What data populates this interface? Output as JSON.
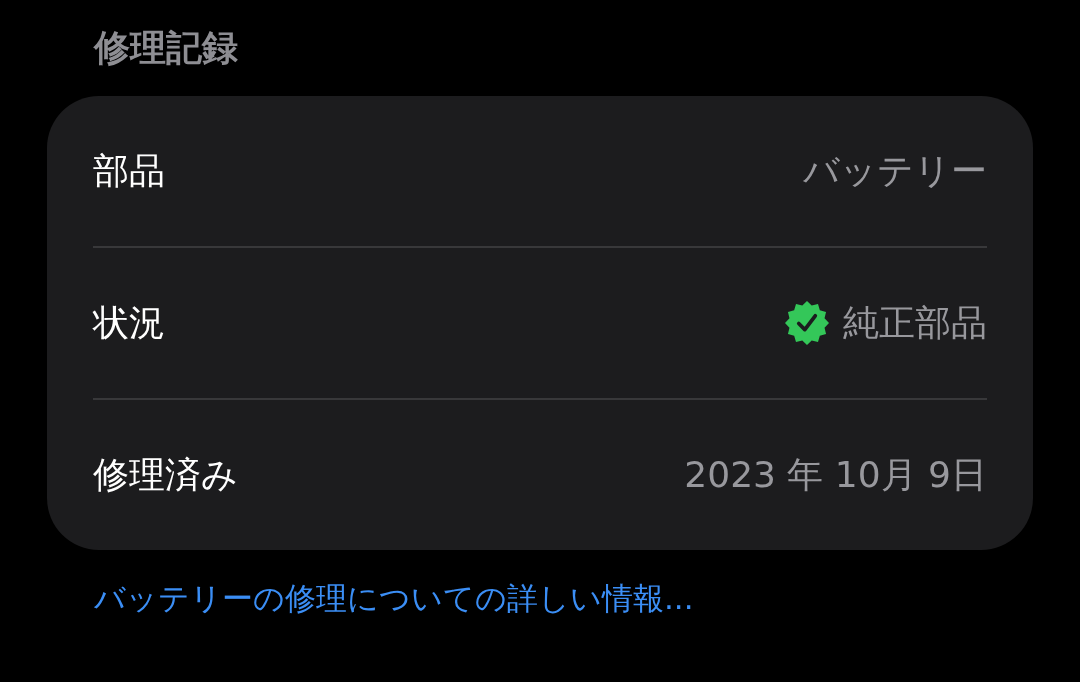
{
  "section": {
    "title": "修理記録"
  },
  "rows": [
    {
      "label": "部品",
      "value": "バッテリー",
      "kind": "text"
    },
    {
      "label": "状況",
      "value": "純正部品",
      "kind": "badge",
      "color": "#34c759"
    },
    {
      "label": "修理済み",
      "value": "2023 年 10月 9日",
      "kind": "text"
    }
  ],
  "footer_link": "バッテリーの修理についての詳しい情報..."
}
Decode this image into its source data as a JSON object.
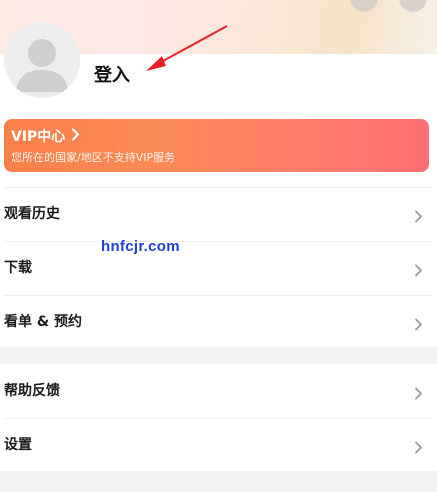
{
  "profile": {
    "login_label": "登入"
  },
  "vip": {
    "title": "VIP中心",
    "subtitle": "您所在的国家/地区不支持VIP服务",
    "gradient_start": "#f97f48",
    "gradient_end": "#ff6f72"
  },
  "menu_primary": [
    {
      "label": "观看历史",
      "icon": "chevron-right-icon"
    },
    {
      "label": "下载",
      "icon": "chevron-right-icon"
    },
    {
      "label": "看单 & 预约",
      "icon": "chevron-right-icon"
    }
  ],
  "menu_secondary": [
    {
      "label": "帮助反馈",
      "icon": "chevron-right-icon"
    },
    {
      "label": "设置",
      "icon": "chevron-right-icon"
    }
  ],
  "watermark": "hnfcjr.com",
  "colors": {
    "annotation_arrow": "#e8202a",
    "watermark": "#2340d6",
    "page_background": "#f2f2f2"
  }
}
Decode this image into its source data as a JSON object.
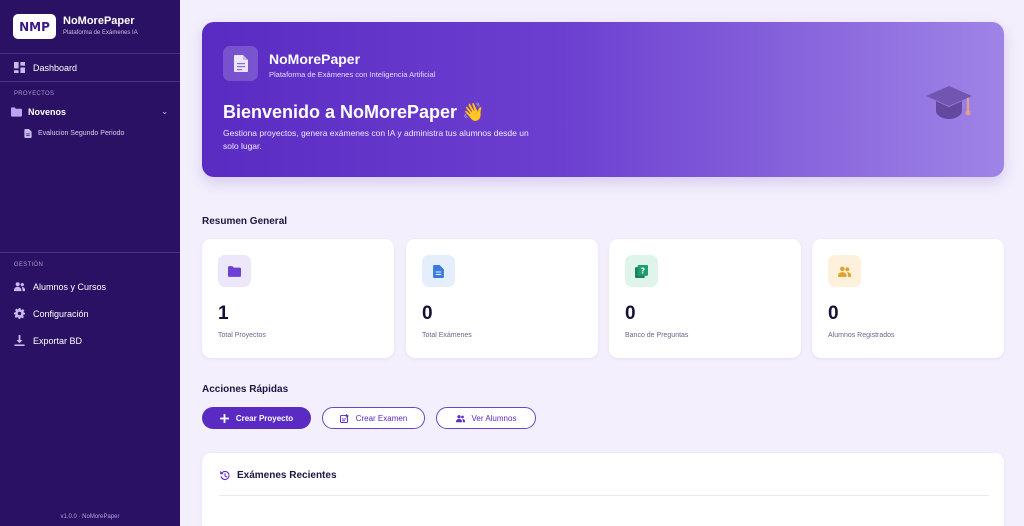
{
  "brand": {
    "logo": "NMP",
    "name": "NoMorePaper",
    "subtitle": "Plataforma de Exámenes IA"
  },
  "sidebar": {
    "dashboard": {
      "label": "Dashboard",
      "icon": "dashboard-icon"
    },
    "projects_section": "PROYECTOS",
    "project": {
      "label": "Novenos",
      "icon": "folder-icon"
    },
    "subitem": {
      "label": "Evalucion Segundo Periodo",
      "icon": "document-icon"
    },
    "management_section": "GESTIÓN",
    "items": [
      {
        "label": "Alumnos y Cursos",
        "icon": "users-icon"
      },
      {
        "label": "Configuración",
        "icon": "gear-icon"
      },
      {
        "label": "Exportar BD",
        "icon": "download-icon"
      }
    ],
    "version": "v1.0.0 · NoMorePaper"
  },
  "hero": {
    "name": "NoMorePaper",
    "subtitle": "Plataforma de Exámenes con Inteligencia Artificial",
    "title": "Bienvenido a NoMorePaper 👋",
    "description": "Gestiona proyectos, genera exámenes con IA y administra tus alumnos desde un solo lugar."
  },
  "summary": {
    "title": "Resumen General",
    "cards": [
      {
        "value": "1",
        "label": "Total Proyectos",
        "icon": "folder-icon",
        "color": "#6d3fd6",
        "bg": "#ede7fb"
      },
      {
        "value": "0",
        "label": "Total Exámenes",
        "icon": "document-icon",
        "color": "#3b7be0",
        "bg": "#e4eefc"
      },
      {
        "value": "0",
        "label": "Banco de Preguntas",
        "icon": "question-bank-icon",
        "color": "#1f9e6d",
        "bg": "#dff5ec"
      },
      {
        "value": "0",
        "label": "Alumnos Registrados",
        "icon": "users-icon",
        "color": "#e0a12b",
        "bg": "#fdf1dc"
      }
    ]
  },
  "actions": {
    "title": "Acciones Rápidas",
    "create_project": "Crear Proyecto",
    "create_exam": "Crear Examen",
    "view_students": "Ver Alumnos"
  },
  "recent": {
    "title": "Exámenes Recientes",
    "icon": "history-icon"
  },
  "colors": {
    "sidebar": "#2a1163",
    "accent": "#5a2bc2",
    "background": "#f3effc"
  }
}
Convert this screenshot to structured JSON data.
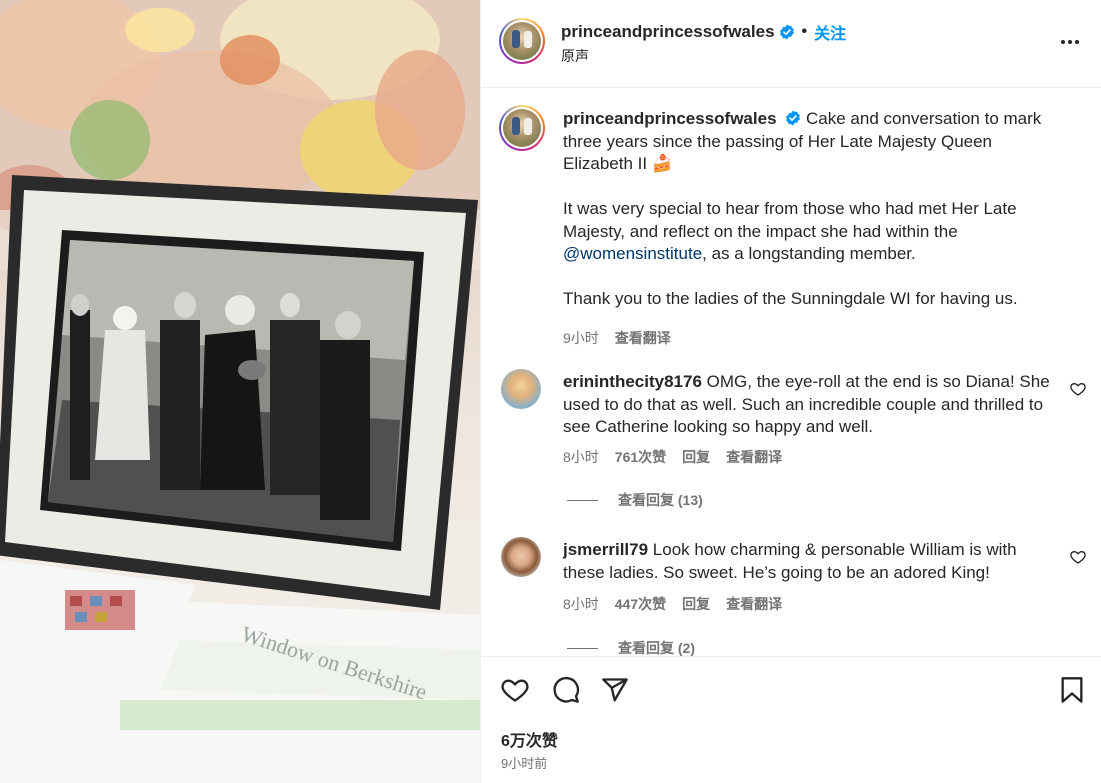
{
  "header": {
    "username": "princeandprincessofwales",
    "separator": "•",
    "follow_label": "关注",
    "subtitle": "原声"
  },
  "caption": {
    "username": "princeandprincessofwales",
    "text_1": "Cake and conversation to mark three years since the passing of Her Late Majesty Queen Elizabeth II 🍰",
    "text_2a": "It was very special to hear from those who had met Her Late Majesty, and reflect on the impact she had within the ",
    "mention": "@womensinstitute",
    "text_2b": ", as a longstanding member.",
    "text_3": "Thank you to the ladies of the Sunningdale WI for having us.",
    "time": "9小时",
    "translate_label": "查看翻译"
  },
  "comments": [
    {
      "username": "erininthecity8176",
      "text": "OMG, the eye-roll at the end is so Diana! She used to do that as well. Such an incredible couple and thrilled to see Catherine looking so happy and well.",
      "time": "8小时",
      "likes": "761次赞",
      "reply_label": "回复",
      "translate_label": "查看翻译",
      "view_replies": "查看回复 (13)"
    },
    {
      "username": "jsmerrill79",
      "text": "Look how charming & personable William is with these ladies. So sweet. He’s going to be an adored King!",
      "time": "8小时",
      "likes": "447次赞",
      "reply_label": "回复",
      "translate_label": "查看翻译",
      "view_replies": "查看回复 (2)"
    }
  ],
  "footer": {
    "likes_count": "6万次赞",
    "time_ago": "9小时前"
  },
  "icons": {
    "verified": "verified-badge-icon",
    "more": "more-options-icon",
    "heart": "heart-icon",
    "comment": "comment-icon",
    "share": "share-icon",
    "save": "bookmark-icon"
  },
  "colors": {
    "accent": "#0095f6",
    "mention": "#00376b",
    "text": "#262626",
    "secondary": "#737373"
  }
}
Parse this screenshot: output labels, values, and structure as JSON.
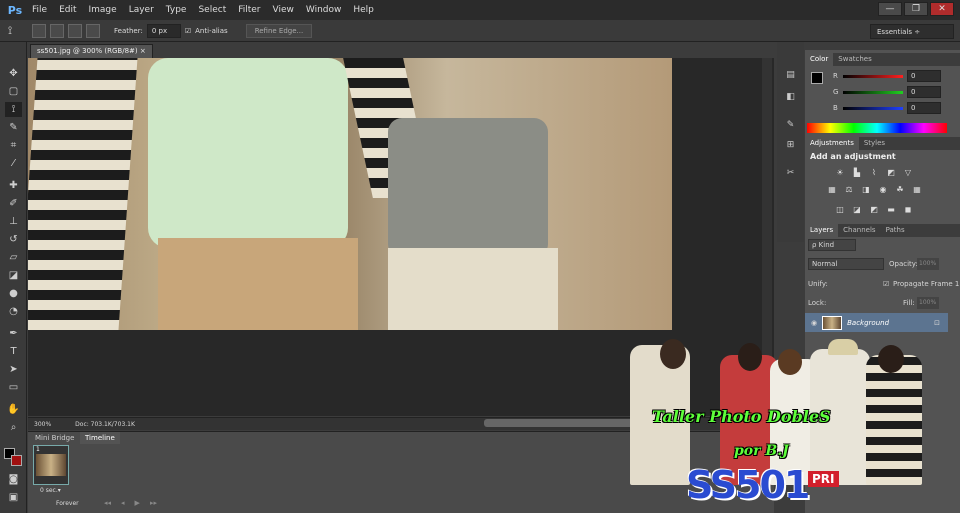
{
  "app": {
    "logo": "Ps"
  },
  "menu": [
    "File",
    "Edit",
    "Image",
    "Layer",
    "Type",
    "Select",
    "Filter",
    "View",
    "Window",
    "Help"
  ],
  "window_controls": {
    "minimize": "—",
    "restore": "❐",
    "close": "✕"
  },
  "options": {
    "feather_label": "Feather:",
    "feather_value": "0 px",
    "antialias_label": "Anti-alias",
    "refine_label": "Refine Edge..."
  },
  "workspace": "Essentials ÷",
  "document": {
    "tab": "ss501.jpg @ 300% (RGB/8#)",
    "tab_close": "×",
    "zoom": "300%",
    "doc_info": "Doc: 703.1K/703.1K"
  },
  "bottom": {
    "tabs": [
      "Mini Bridge",
      "Timeline"
    ],
    "frame_number": "1",
    "frame_delay": "0 sec.▾",
    "loop": "Forever"
  },
  "color_panel": {
    "tabs": [
      "Color",
      "Swatches"
    ],
    "channels": [
      {
        "label": "R",
        "value": "0",
        "color": "#ff2020"
      },
      {
        "label": "G",
        "value": "0",
        "color": "#20d020"
      },
      {
        "label": "B",
        "value": "0",
        "color": "#2040ff"
      }
    ]
  },
  "adjustments": {
    "tabs": [
      "Adjustments",
      "Styles"
    ],
    "heading": "Add an adjustment"
  },
  "layers": {
    "tabs": [
      "Layers",
      "Channels",
      "Paths"
    ],
    "filter": "ρ Kind",
    "blend": "Normal",
    "opacity_label": "Opacity:",
    "opacity_value": "100%",
    "unify": "Unify:",
    "propagate": "Propagate Frame 1",
    "lock": "Lock:",
    "fill_label": "Fill:",
    "fill_value": "100%",
    "layer_name": "Background"
  },
  "watermark": {
    "title": "Taller Photo DobleS",
    "by": "por B.J",
    "logo": "SS501",
    "tag": "PRI"
  },
  "icons": {
    "marquee": "▢",
    "lasso": "⟟",
    "move": "✥",
    "hand": "✋",
    "zoom": "⌕",
    "text": "T",
    "eye": "👁",
    "lock": "🔒"
  }
}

——

> **EXERCISE TASK**: Extract every line of the data exactly; pictures stay out.

> **OUTPUT FOR THIS EXERCISE**:
What data populates this interface? Output as JSON.
{
  "section": {
    "title": "修理記録"
  },
  "rows": [
    {
      "label": "部品",
      "value": "バッテリー",
      "kind": "text"
    },
    {
      "label": "状況",
      "value": "純正部品",
      "kind": "badge",
      "color": "#34c759"
    },
    {
      "label": "修理済み",
      "value": "2023 年 10月 9日",
      "kind": "text"
    }
  ],
  "footer_link": "バッテリーの修理についての詳しい情報..."
}
Decode this image into its source data as a JSON object.
{
  "profile": {
    "login_label": "登入"
  },
  "vip": {
    "title": "VIP中心",
    "subtitle": "您所在的国家/地区不支持VIP服务",
    "gradient_start": "#f97f48",
    "gradient_end": "#ff6f72"
  },
  "menu_primary": [
    {
      "label": "观看历史",
      "icon": "chevron-right-icon"
    },
    {
      "label": "下载",
      "icon": "chevron-right-icon"
    },
    {
      "label": "看单 & 预约",
      "icon": "chevron-right-icon"
    }
  ],
  "menu_secondary": [
    {
      "label": "帮助反馈",
      "icon": "chevron-right-icon"
    },
    {
      "label": "设置",
      "icon": "chevron-right-icon"
    }
  ],
  "watermark": "hnfcjr.com",
  "colors": {
    "annotation_arrow": "#e8202a",
    "watermark": "#2340d6",
    "page_background": "#f2f2f2"
  }
}
Decode this image into its source data as a JSON object.
{
  "brand": {
    "logo": "NMP",
    "name": "NoMorePaper",
    "subtitle": "Plataforma de Exámenes IA"
  },
  "sidebar": {
    "dashboard": {
      "label": "Dashboard",
      "icon": "dashboard-icon"
    },
    "projects_section": "PROYECTOS",
    "project": {
      "label": "Novenos",
      "icon": "folder-icon"
    },
    "subitem": {
      "label": "Evalucion Segundo Periodo",
      "icon": "document-icon"
    },
    "management_section": "GESTIÓN",
    "items": [
      {
        "label": "Alumnos y Cursos",
        "icon": "users-icon"
      },
      {
        "label": "Configuración",
        "icon": "gear-icon"
      },
      {
        "label": "Exportar BD",
        "icon": "download-icon"
      }
    ],
    "version": "v1.0.0 · NoMorePaper"
  },
  "hero": {
    "name": "NoMorePaper",
    "subtitle": "Plataforma de Exámenes con Inteligencia Artificial",
    "title": "Bienvenido a NoMorePaper 👋",
    "description": "Gestiona proyectos, genera exámenes con IA y administra tus alumnos desde un solo lugar."
  },
  "summary": {
    "title": "Resumen General",
    "cards": [
      {
        "value": "1",
        "label": "Total Proyectos",
        "icon": "folder-icon",
        "color": "#6d3fd6",
        "bg": "#ede7fb"
      },
      {
        "value": "0",
        "label": "Total Exámenes",
        "icon": "document-icon",
        "color": "#3b7be0",
        "bg": "#e4eefc"
      },
      {
        "value": "0",
        "label": "Banco de Preguntas",
        "icon": "question-bank-icon",
        "color": "#1f9e6d",
        "bg": "#dff5ec"
      },
      {
        "value": "0",
        "label": "Alumnos Registrados",
        "icon": "users-icon",
        "color": "#e0a12b",
        "bg": "#fdf1dc"
      }
    ]
  },
  "actions": {
    "title": "Acciones Rápidas",
    "create_project": "Crear Proyecto",
    "create_exam": "Crear Examen",
    "view_students": "Ver Alumnos"
  },
  "recent": {
    "title": "Exámenes Recientes",
    "icon": "history-icon"
  },
  "colors": {
    "sidebar": "#2a1163",
    "accent": "#5a2bc2",
    "background": "#f3effc"
  }
}
Convert this screenshot to structured JSON data.
{
  "header": {
    "username": "princeandprincessofwales",
    "separator": "•",
    "follow_label": "关注",
    "subtitle": "原声"
  },
  "caption": {
    "username": "princeandprincessofwales",
    "text_1": "Cake and conversation to mark three years since the passing of Her Late Majesty Queen Elizabeth II 🍰",
    "text_2a": "It was very special to hear from those who had met Her Late Majesty, and reflect on the impact she had within the ",
    "mention": "@womensinstitute",
    "text_2b": ", as a longstanding member.",
    "text_3": "Thank you to the ladies of the Sunningdale WI for having us.",
    "time": "9小时",
    "translate_label": "查看翻译"
  },
  "comments": [
    {
      "username": "erininthecity8176",
      "text": "OMG, the eye-roll at the end is so Diana! She used to do that as well. Such an incredible couple and thrilled to see Catherine looking so happy and well.",
      "time": "8小时",
      "likes": "761次赞",
      "reply_label": "回复",
      "translate_label": "查看翻译",
      "view_replies": "查看回复 (13)"
    },
    {
      "username": "jsmerrill79",
      "text": "Look how charming & personable William is with these ladies. So sweet. He’s going to be an adored King!",
      "time": "8小时",
      "likes": "447次赞",
      "reply_label": "回复",
      "translate_label": "查看翻译",
      "view_replies": "查看回复 (2)"
    }
  ],
  "footer": {
    "likes_count": "6万次赞",
    "time_ago": "9小时前"
  },
  "icons": {
    "verified": "verified-badge-icon",
    "more": "more-options-icon",
    "heart": "heart-icon",
    "comment": "comment-icon",
    "share": "share-icon",
    "save": "bookmark-icon"
  },
  "colors": {
    "accent": "#0095f6",
    "mention": "#00376b",
    "text": "#262626",
    "secondary": "#737373"
  }
}
Parse this screenshot: output labels, values, and structure as JSON.
{
  "app": {
    "logo": "Ps"
  },
  "menu": [
    "File",
    "Edit",
    "Image",
    "Layer",
    "Type",
    "Select",
    "Filter",
    "View",
    "Window",
    "Help"
  ],
  "window_controls": {
    "minimize": "—",
    "restore": "❐",
    "close": "✕"
  },
  "options": {
    "feather_label": "Feather:",
    "feather_value": "0 px",
    "antialias_label": "Anti-alias",
    "refine_label": "Refine Edge..."
  },
  "workspace": "Essentials ÷",
  "document": {
    "tab": "ss501.jpg @ 300% (RGB/8#)",
    "tab_close": "×",
    "zoom": "300%",
    "doc_info": "Doc: 703.1K/703.1K"
  },
  "bottom": {
    "tabs": [
      "Mini Bridge",
      "Timeline"
    ],
    "frame_number": "1",
    "frame_delay": "0 sec.▾",
    "loop": "Forever"
  },
  "color_panel": {
    "tabs": [
      "Color",
      "Swatches"
    ],
    "channels": [
      {
        "label": "R",
        "value": "0",
        "color": "#ff2020"
      },
      {
        "label": "G",
        "value": "0",
        "color": "#20d020"
      },
      {
        "label": "B",
        "value": "0",
        "color": "#2040ff"
      }
    ]
  },
  "adjustments": {
    "tabs": [
      "Adjustments",
      "Styles"
    ],
    "heading": "Add an adjustment"
  },
  "layers": {
    "tabs": [
      "Layers",
      "Channels",
      "Paths"
    ],
    "filter": "ρ Kind",
    "blend": "Normal",
    "opacity_label": "Opacity:",
    "opacity_value": "100%",
    "unify": "Unify:",
    "propagate": "Propagate Frame 1",
    "lock": "Lock:",
    "fill_label": "Fill:",
    "fill_value": "100%",
    "layer_name": "Background"
  },
  "watermark": {
    "title": "Taller Photo DobleS",
    "by": "por B.J",
    "logo": "SS501",
    "tag": "PRI"
  },
  "icons": {
    "marquee": "▢",
    "lasso": "⟟",
    "move": "✥",
    "hand": "✋",
    "zoom": "⌕",
    "text": "T",
    "eye": "👁",
    "lock": "🔒"
  }
}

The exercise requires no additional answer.